Go through the data below and copy it exactly, skipping every picture.

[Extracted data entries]
* * * * * * * * *

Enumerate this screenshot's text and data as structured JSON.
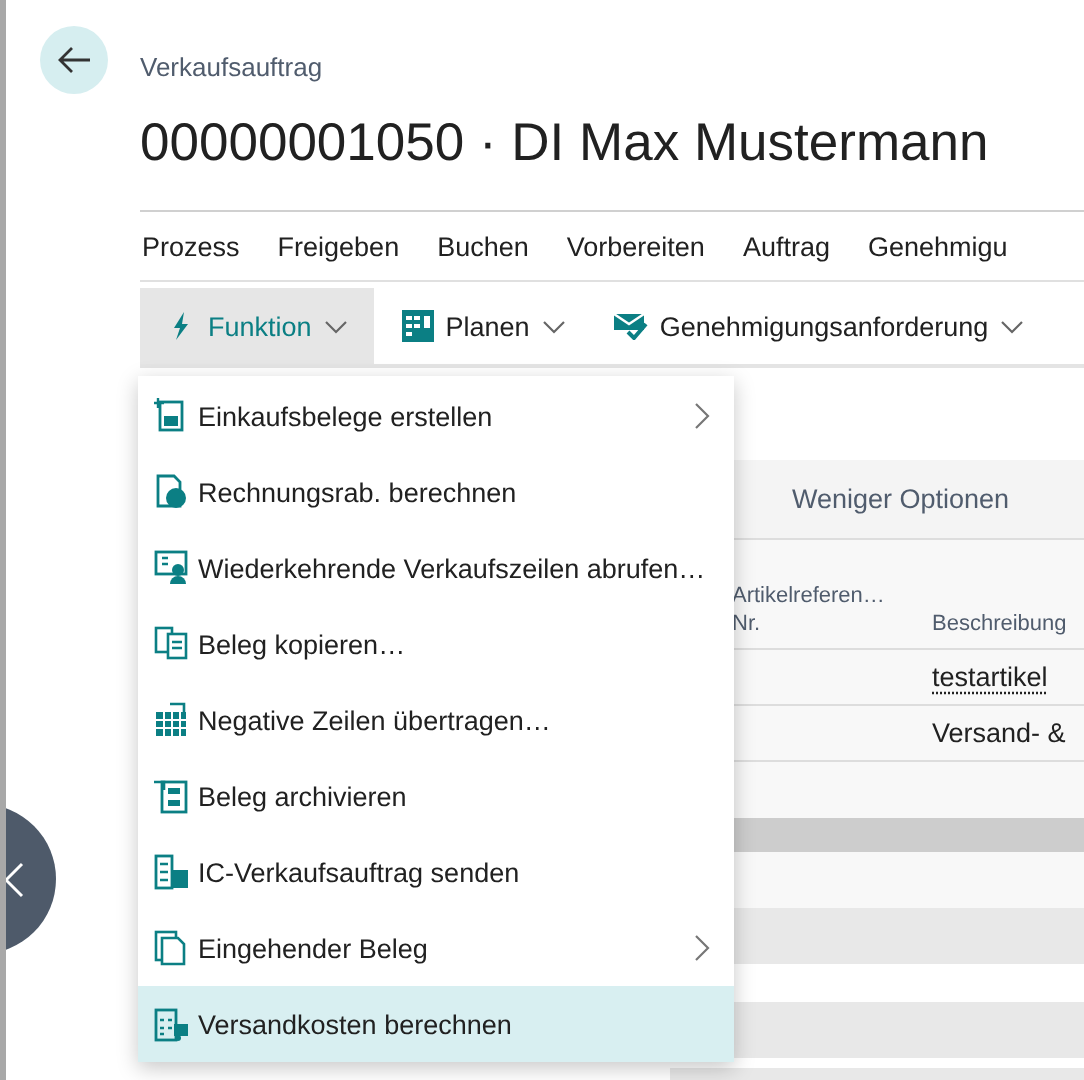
{
  "breadcrumb": "Verkaufsauftrag",
  "title": "00000001050 · DI Max Mustermann",
  "action_tabs": [
    {
      "label": "Prozess"
    },
    {
      "label": "Freigeben"
    },
    {
      "label": "Buchen"
    },
    {
      "label": "Vorbereiten"
    },
    {
      "label": "Auftrag"
    },
    {
      "label": "Genehmigu"
    }
  ],
  "toolbar": [
    {
      "label": "Funktion",
      "expanded": true
    },
    {
      "label": "Planen",
      "expanded": false
    },
    {
      "label": "Genehmigungsanforderung",
      "expanded": false
    }
  ],
  "menu": {
    "items": [
      {
        "label": "Einkaufsbelege erstellen",
        "submenu": true,
        "selected": false
      },
      {
        "label": "Rechnungsrab. berechnen",
        "submenu": false,
        "selected": false
      },
      {
        "label": "Wiederkehrende Verkaufszeilen abrufen…",
        "submenu": false,
        "selected": false
      },
      {
        "label": "Beleg kopieren…",
        "submenu": false,
        "selected": false
      },
      {
        "label": "Negative Zeilen übertragen…",
        "submenu": false,
        "selected": false
      },
      {
        "label": "Beleg archivieren",
        "submenu": false,
        "selected": false
      },
      {
        "label": "IC-Verkaufsauftrag senden",
        "submenu": false,
        "selected": false
      },
      {
        "label": "Eingehender Beleg",
        "submenu": true,
        "selected": false
      },
      {
        "label": "Versandkosten berechnen",
        "submenu": false,
        "selected": true
      }
    ]
  },
  "lines_panel": {
    "option": "Weniger Optionen",
    "columns": [
      {
        "lines": [
          "Artikelreferen…",
          "Nr."
        ]
      },
      {
        "lines": [
          "Beschreibung"
        ]
      }
    ],
    "rows": [
      {
        "description": "testartikel",
        "link": true
      },
      {
        "description": "Versand- &",
        "link": false
      }
    ]
  }
}
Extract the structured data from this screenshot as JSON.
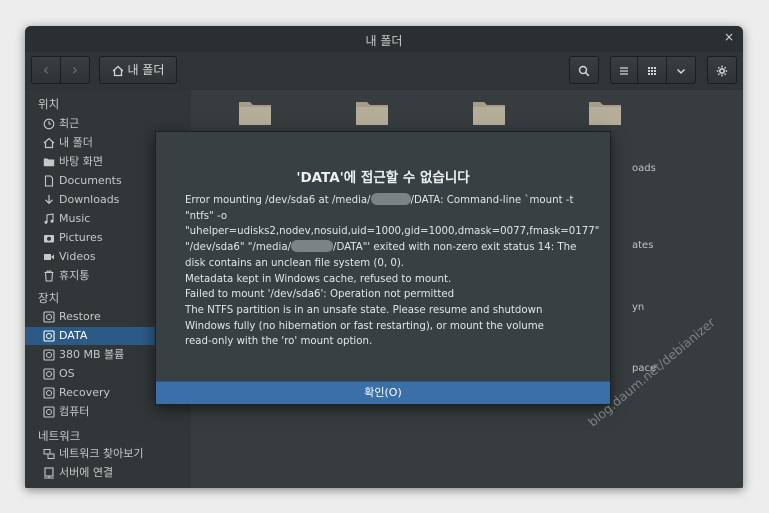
{
  "window": {
    "title": "내 폴더",
    "close": "×"
  },
  "toolbar": {
    "back": "‹",
    "forward": "›",
    "location_label": "내 폴더"
  },
  "sidebar": {
    "sections": [
      {
        "heading": "위치"
      },
      {
        "heading": "장치"
      },
      {
        "heading": "네트워크"
      }
    ],
    "places": [
      {
        "label": "최근",
        "icon": "clock-icon"
      },
      {
        "label": "내 폴더",
        "icon": "home-icon"
      },
      {
        "label": "바탕 화면",
        "icon": "folder-icon"
      },
      {
        "label": "Documents",
        "icon": "document-icon"
      },
      {
        "label": "Downloads",
        "icon": "download-icon"
      },
      {
        "label": "Music",
        "icon": "music-icon"
      },
      {
        "label": "Pictures",
        "icon": "camera-icon"
      },
      {
        "label": "Videos",
        "icon": "video-icon"
      },
      {
        "label": "휴지통",
        "icon": "trash-icon"
      }
    ],
    "devices": [
      {
        "label": "Restore",
        "icon": "drive-icon"
      },
      {
        "label": "DATA",
        "icon": "drive-icon",
        "selected": true
      },
      {
        "label": "380 MB 볼륨",
        "icon": "drive-icon"
      },
      {
        "label": "OS",
        "icon": "drive-icon"
      },
      {
        "label": "Recovery",
        "icon": "drive-icon"
      },
      {
        "label": "컴퓨터",
        "icon": "drive-icon"
      }
    ],
    "network": [
      {
        "label": "네트워크 찾아보기",
        "icon": "network-icon"
      },
      {
        "label": "서버에 연결",
        "icon": "server-icon"
      }
    ]
  },
  "content": {
    "fragments": [
      "oads",
      "ates",
      "yn",
      "pace"
    ]
  },
  "dialog": {
    "title": "'DATA'에 접근할 수 없습니다",
    "lines": {
      "l1a": "Error mounting /dev/sda6 at /media/",
      "l1b": "/DATA: Command-line `mount -t",
      "l2": "\"ntfs\" -o",
      "l3": "\"uhelper=udisks2,nodev,nosuid,uid=1000,gid=1000,dmask=0077,fmask=0177\"",
      "l4a": "\"/dev/sda6\" \"/media/",
      "l4b": "/DATA\"' exited with non-zero exit status 14: The",
      "l5": "disk contains an unclean file system (0, 0).",
      "l6": "Metadata kept in Windows cache, refused to mount.",
      "l7": "Failed to mount '/dev/sda6': Operation not permitted",
      "l8": "The NTFS partition is in an unsafe state. Please resume and shutdown",
      "l9": "Windows fully (no hibernation or fast restarting), or mount the volume",
      "l10": "read-only with the 'ro' mount option."
    },
    "ok_label": "확인(O)"
  },
  "watermark": "blog.daum.net/debianizer",
  "colors": {
    "window_bg": "#2f3436",
    "selection": "#2c5a86",
    "dialog_button": "#3a6fa7",
    "folder": "#a59c8a"
  }
}
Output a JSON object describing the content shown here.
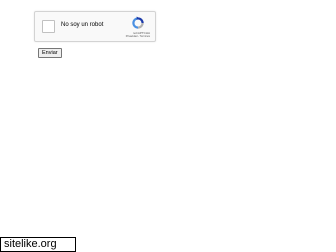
{
  "captcha": {
    "label": "No soy un robot",
    "brand": "reCAPTCHA",
    "links": "Privacidad - Términos",
    "checked": false,
    "logo_icon": "recaptcha-logo-icon",
    "colors": {
      "box_background": "#f9f9f9",
      "box_border": "#d3d3d3",
      "logo_blue": "#4a90e2",
      "logo_dark_blue": "#1c3aa9",
      "logo_gray": "#b1b1b1"
    }
  },
  "form": {
    "submit_label": "Enviar"
  },
  "watermark": {
    "text": "sitelike.org"
  }
}
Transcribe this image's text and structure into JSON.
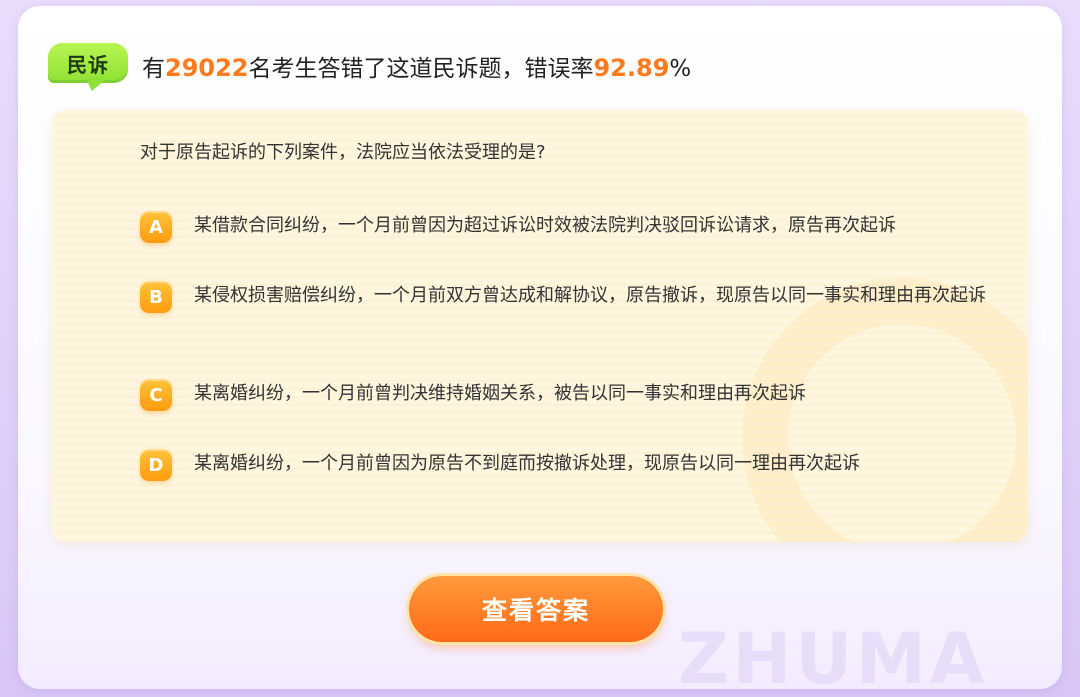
{
  "header": {
    "tag_label": "民诉",
    "prefix": "有",
    "count": "29022",
    "middle": "名考生答错了这道民诉题，错误率",
    "rate": "92.89",
    "suffix": "%"
  },
  "question": {
    "stem": "对于原告起诉的下列案件，法院应当依法受理的是?",
    "options": [
      {
        "letter": "A",
        "text": "某借款合同纠纷，一个月前曾因为超过诉讼时效被法院判决驳回诉讼请求，原告再次起诉"
      },
      {
        "letter": "B",
        "text": "某侵权损害赔偿纠纷，一个月前双方曾达成和解协议，原告撤诉，现原告以同一事实和理由再次起诉"
      },
      {
        "letter": "C",
        "text": "某离婚纠纷，一个月前曾判决维持婚姻关系，被告以同一事实和理由再次起诉"
      },
      {
        "letter": "D",
        "text": "某离婚纠纷，一个月前曾因为原告不到庭而按撤诉处理，现原告以同一理由再次起诉"
      }
    ]
  },
  "actions": {
    "view_answer_label": "查看答案"
  },
  "watermark": "ZHUMA",
  "colors": {
    "accent_orange": "#ff7a1a",
    "tag_green": "#8fe035",
    "option_badge": "#ffa21f",
    "background_purple": "#e2d2f8"
  }
}
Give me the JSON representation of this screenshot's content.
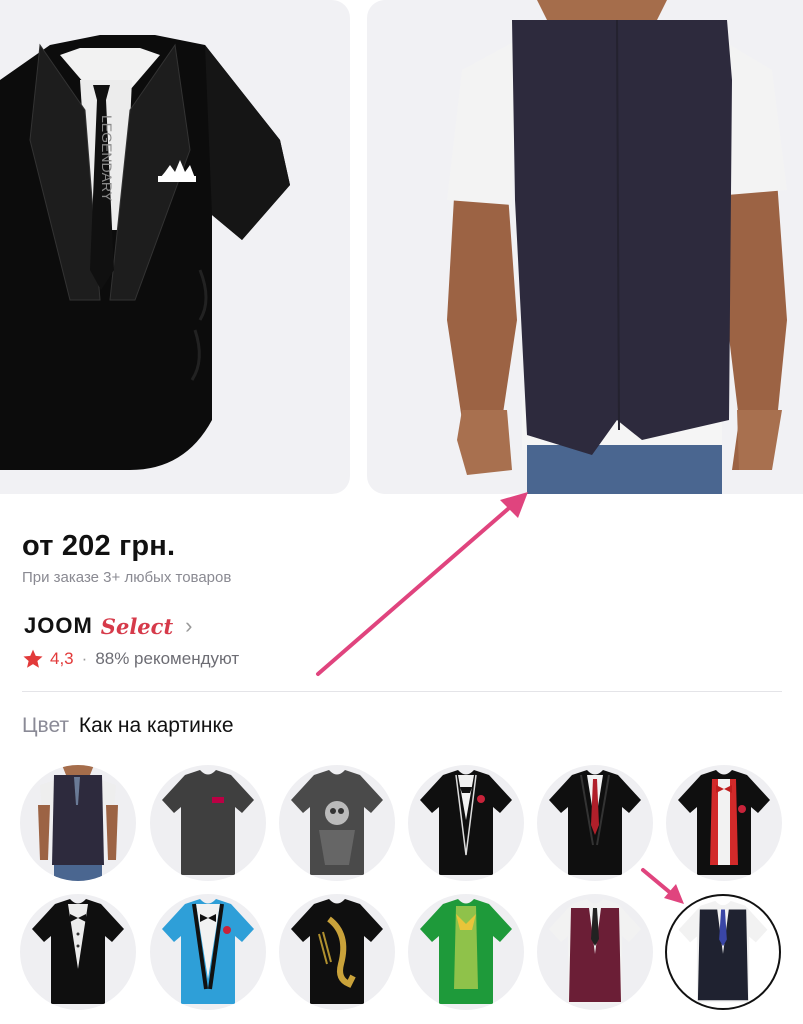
{
  "product": {
    "price": "от 202 грн.",
    "price_note": "При заказе 3+ любых товаров",
    "brand_primary": "JOOM",
    "brand_secondary": "Select",
    "rating_value": "4,3",
    "rating_separator": "·",
    "recommend_text": "88% рекомендуют",
    "tie_text": "LEGENDARY"
  },
  "color_section": {
    "label": "Цвет",
    "value": "Как на картинке"
  },
  "colors": {
    "accent_red": "#e23a3a",
    "annotation_pink": "#e0447e",
    "vest_purple": "#2d2a3d"
  },
  "swatches": [
    {
      "name": "man-purple-vest"
    },
    {
      "name": "dark-gray-tee"
    },
    {
      "name": "skull-print-tee"
    },
    {
      "name": "tuxedo-red-rose"
    },
    {
      "name": "suit-red-tie"
    },
    {
      "name": "red-vest-bowtie"
    },
    {
      "name": "black-tuxedo-bowtie"
    },
    {
      "name": "blue-tuxedo"
    },
    {
      "name": "saxophone-print"
    },
    {
      "name": "green-joker-suit"
    },
    {
      "name": "burgundy-vest"
    },
    {
      "name": "navy-vest-selected"
    }
  ]
}
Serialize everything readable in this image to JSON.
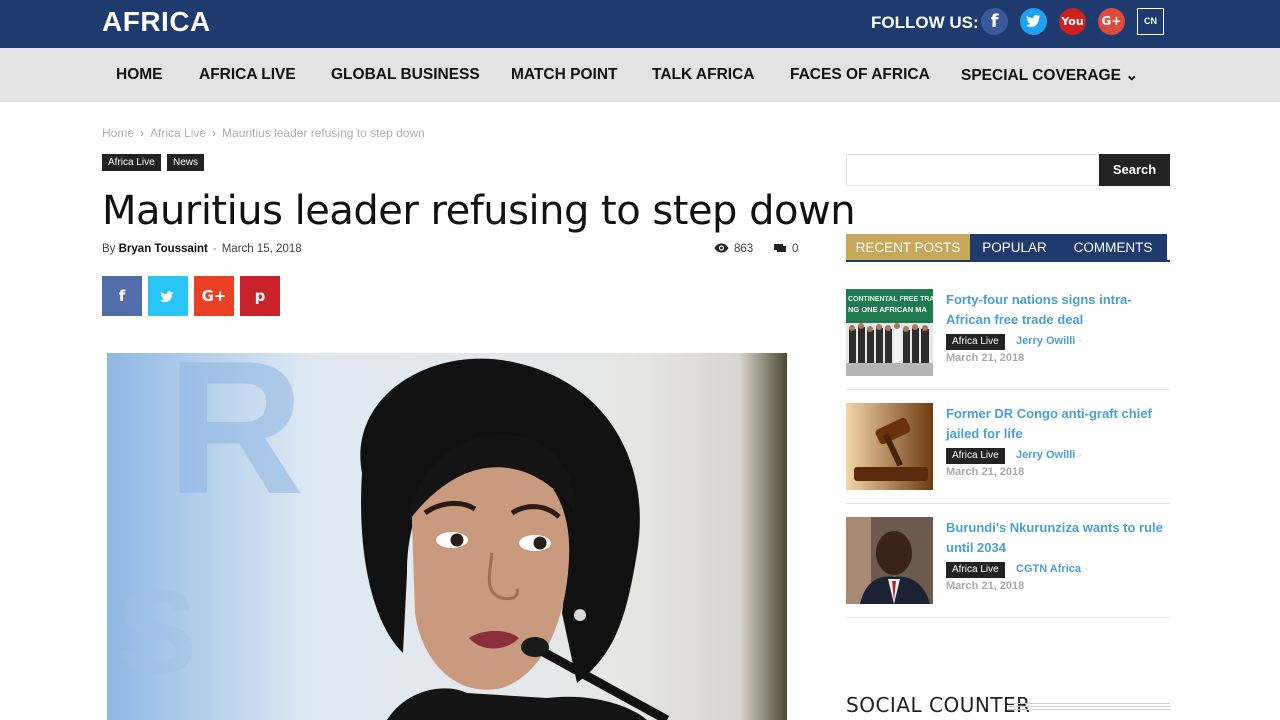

* * * * * * * * *

Result of this exercise:
Enumerate this screenshot's text and data as structured JSON.
{
  "breadcrumb": "Verkaufsauftrag",
  "title": "00000001050 · DI Max Mustermann",
  "action_tabs": [
    {
      "label": "Prozess"
    },
    {
      "label": "Freigeben"
    },
    {
      "label": "Buchen"
    },
    {
      "label": "Vorbereiten"
    },
    {
      "label": "Auftrag"
    },
    {
      "label": "Genehmigu"
    }
  ],
  "toolbar": [
    {
      "label": "Funktion",
      "expanded": true
    },
    {
      "label": "Planen",
      "expanded": false
    },
    {
      "label": "Genehmigungsanforderung",
      "expanded": false
    }
  ],
  "menu": {
    "items": [
      {
        "label": "Einkaufsbelege erstellen",
        "submenu": true,
        "selected": false
      },
      {
        "label": "Rechnungsrab. berechnen",
        "submenu": false,
        "selected": false
      },
      {
        "label": "Wiederkehrende Verkaufszeilen abrufen…",
        "submenu": false,
        "selected": false
      },
      {
        "label": "Beleg kopieren…",
        "submenu": false,
        "selected": false
      },
      {
        "label": "Negative Zeilen übertragen…",
        "submenu": false,
        "selected": false
      },
      {
        "label": "Beleg archivieren",
        "submenu": false,
        "selected": false
      },
      {
        "label": "IC-Verkaufsauftrag senden",
        "submenu": false,
        "selected": false
      },
      {
        "label": "Eingehender Beleg",
        "submenu": true,
        "selected": false
      },
      {
        "label": "Versandkosten berechnen",
        "submenu": false,
        "selected": true
      }
    ]
  },
  "lines_panel": {
    "option": "Weniger Optionen",
    "columns": [
      {
        "lines": [
          "Artikelreferen…",
          "Nr."
        ]
      },
      {
        "lines": [
          "Beschreibung"
        ]
      }
    ],
    "rows": [
      {
        "description": "testartikel",
        "link": true
      },
      {
        "description": "Versand- &",
        "link": false
      }
    ]
  }
}
Extract the structured data from this screenshot as JSON.
{
  "window": {
    "title": "내 폴더",
    "close": "×"
  },
  "toolbar": {
    "back": "‹",
    "forward": "›",
    "location_label": "내 폴더"
  },
  "sidebar": {
    "sections": [
      {
        "heading": "위치"
      },
      {
        "heading": "장치"
      },
      {
        "heading": "네트워크"
      }
    ],
    "places": [
      {
        "label": "최근",
        "icon": "clock-icon"
      },
      {
        "label": "내 폴더",
        "icon": "home-icon"
      },
      {
        "label": "바탕 화면",
        "icon": "folder-icon"
      },
      {
        "label": "Documents",
        "icon": "document-icon"
      },
      {
        "label": "Downloads",
        "icon": "download-icon"
      },
      {
        "label": "Music",
        "icon": "music-icon"
      },
      {
        "label": "Pictures",
        "icon": "camera-icon"
      },
      {
        "label": "Videos",
        "icon": "video-icon"
      },
      {
        "label": "휴지통",
        "icon": "trash-icon"
      }
    ],
    "devices": [
      {
        "label": "Restore",
        "icon": "drive-icon"
      },
      {
        "label": "DATA",
        "icon": "drive-icon",
        "selected": true
      },
      {
        "label": "380 MB 볼륨",
        "icon": "drive-icon"
      },
      {
        "label": "OS",
        "icon": "drive-icon"
      },
      {
        "label": "Recovery",
        "icon": "drive-icon"
      },
      {
        "label": "컴퓨터",
        "icon": "drive-icon"
      }
    ],
    "network": [
      {
        "label": "네트워크 찾아보기",
        "icon": "network-icon"
      },
      {
        "label": "서버에 연결",
        "icon": "server-icon"
      }
    ]
  },
  "content": {
    "fragments": [
      "oads",
      "ates",
      "yn",
      "pace"
    ]
  },
  "dialog": {
    "title": "'DATA'에 접근할 수 없습니다",
    "lines": {
      "l1a": "Error mounting /dev/sda6 at /media/",
      "l1b": "/DATA: Command-line `mount -t",
      "l2": "\"ntfs\" -o",
      "l3": "\"uhelper=udisks2,nodev,nosuid,uid=1000,gid=1000,dmask=0077,fmask=0177\"",
      "l4a": "\"/dev/sda6\" \"/media/",
      "l4b": "/DATA\"' exited with non-zero exit status 14: The",
      "l5": "disk contains an unclean file system (0, 0).",
      "l6": "Metadata kept in Windows cache, refused to mount.",
      "l7": "Failed to mount '/dev/sda6': Operation not permitted",
      "l8": "The NTFS partition is in an unsafe state. Please resume and shutdown",
      "l9": "Windows fully (no hibernation or fast restarting), or mount the volume",
      "l10": "read-only with the 'ro' mount option."
    },
    "ok_label": "확인(O)"
  },
  "watermark": "blog.daum.net/debianizer",
  "colors": {
    "window_bg": "#2f3436",
    "selection": "#2c5a86",
    "dialog_button": "#3a6fa7",
    "folder": "#a59c8a"
  }
}
Output a JSON object describing the content shown here.
{
  "captcha": {
    "label": "No soy un robot",
    "brand": "reCAPTCHA",
    "links": "Privacidad - Términos",
    "checked": false,
    "logo_icon": "recaptcha-logo-icon",
    "colors": {
      "box_background": "#f9f9f9",
      "box_border": "#d3d3d3",
      "logo_blue": "#4a90e2",
      "logo_dark_blue": "#1c3aa9",
      "logo_gray": "#b1b1b1"
    }
  },
  "form": {
    "submit_label": "Enviar"
  },
  "watermark": {
    "text": "sitelike.org"
  }
}
Transcribe this image's text and structure into JSON.
{
  "header": {
    "tag_label": "民诉",
    "prefix": "有",
    "count": "29022",
    "middle": "名考生答错了这道民诉题，错误率",
    "rate": "92.89",
    "suffix": "%"
  },
  "question": {
    "stem": "对于原告起诉的下列案件，法院应当依法受理的是?",
    "options": [
      {
        "letter": "A",
        "text": "某借款合同纠纷，一个月前曾因为超过诉讼时效被法院判决驳回诉讼请求，原告再次起诉"
      },
      {
        "letter": "B",
        "text": "某侵权损害赔偿纠纷，一个月前双方曾达成和解协议，原告撤诉，现原告以同一事实和理由再次起诉"
      },
      {
        "letter": "C",
        "text": "某离婚纠纷，一个月前曾判决维持婚姻关系，被告以同一事实和理由再次起诉"
      },
      {
        "letter": "D",
        "text": "某离婚纠纷，一个月前曾因为原告不到庭而按撤诉处理，现原告以同一理由再次起诉"
      }
    ]
  },
  "actions": {
    "view_answer_label": "查看答案"
  },
  "watermark": "ZHUMA",
  "colors": {
    "accent_orange": "#ff7a1a",
    "tag_green": "#8fe035",
    "option_badge": "#ffa21f",
    "background_purple": "#e2d2f8"
  }
}
Give me the JSON representation of this screenshot's content.
{
  "product": {
    "price": "от 202 грн.",
    "price_note": "При заказе 3+ любых товаров",
    "brand_primary": "JOOM",
    "brand_secondary": "Select",
    "rating_value": "4,3",
    "rating_separator": "·",
    "recommend_text": "88% рекомендуют",
    "tie_text": "LEGENDARY"
  },
  "color_section": {
    "label": "Цвет",
    "value": "Как на картинке"
  },
  "colors": {
    "accent_red": "#e23a3a",
    "annotation_pink": "#e0447e",
    "vest_purple": "#2d2a3d"
  },
  "swatches": [
    {
      "name": "man-purple-vest"
    },
    {
      "name": "dark-gray-tee"
    },
    {
      "name": "skull-print-tee"
    },
    {
      "name": "tuxedo-red-rose"
    },
    {
      "name": "suit-red-tie"
    },
    {
      "name": "red-vest-bowtie"
    },
    {
      "name": "black-tuxedo-bowtie"
    },
    {
      "name": "blue-tuxedo"
    },
    {
      "name": "saxophone-print"
    },
    {
      "name": "green-joker-suit"
    },
    {
      "name": "burgundy-vest"
    },
    {
      "name": "navy-vest-selected"
    }
  ]
}
Serialize everything readable in this image to JSON.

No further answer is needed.